### TASK STATEMENT:
Filter the entries below, keeping only lines with the word "xlabel".

### ENTRIES PROVIDED:
────────────────────────────────────────
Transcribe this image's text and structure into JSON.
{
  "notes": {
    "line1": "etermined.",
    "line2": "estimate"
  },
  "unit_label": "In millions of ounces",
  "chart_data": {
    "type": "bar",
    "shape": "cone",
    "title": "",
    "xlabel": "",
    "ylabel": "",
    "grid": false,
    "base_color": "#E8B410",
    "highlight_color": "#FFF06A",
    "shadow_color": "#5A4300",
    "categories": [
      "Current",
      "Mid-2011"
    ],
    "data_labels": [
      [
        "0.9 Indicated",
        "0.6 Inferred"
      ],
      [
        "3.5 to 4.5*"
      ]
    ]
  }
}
────────────────────────────────────────
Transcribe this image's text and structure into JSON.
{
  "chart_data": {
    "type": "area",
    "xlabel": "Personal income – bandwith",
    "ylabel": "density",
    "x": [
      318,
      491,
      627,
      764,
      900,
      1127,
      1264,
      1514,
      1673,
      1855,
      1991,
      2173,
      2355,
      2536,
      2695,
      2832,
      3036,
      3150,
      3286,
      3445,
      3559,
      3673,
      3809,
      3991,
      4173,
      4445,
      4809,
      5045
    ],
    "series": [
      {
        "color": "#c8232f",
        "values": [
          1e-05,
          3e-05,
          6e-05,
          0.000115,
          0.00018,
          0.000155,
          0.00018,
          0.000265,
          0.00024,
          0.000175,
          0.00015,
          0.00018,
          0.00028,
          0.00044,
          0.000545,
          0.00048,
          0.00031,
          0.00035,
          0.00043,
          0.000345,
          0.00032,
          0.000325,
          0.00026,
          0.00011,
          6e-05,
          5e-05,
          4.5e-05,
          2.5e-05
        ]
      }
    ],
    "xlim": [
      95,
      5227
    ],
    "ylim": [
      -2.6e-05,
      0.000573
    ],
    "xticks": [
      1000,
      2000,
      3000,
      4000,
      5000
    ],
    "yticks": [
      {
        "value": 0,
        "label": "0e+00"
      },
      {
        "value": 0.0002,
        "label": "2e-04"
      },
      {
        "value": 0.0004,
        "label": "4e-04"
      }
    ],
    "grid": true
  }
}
────────────────────────────────────────
### RESPONSE BELOW:
    "xlabel": "",
    "xlabel": "Personal income – bandwith",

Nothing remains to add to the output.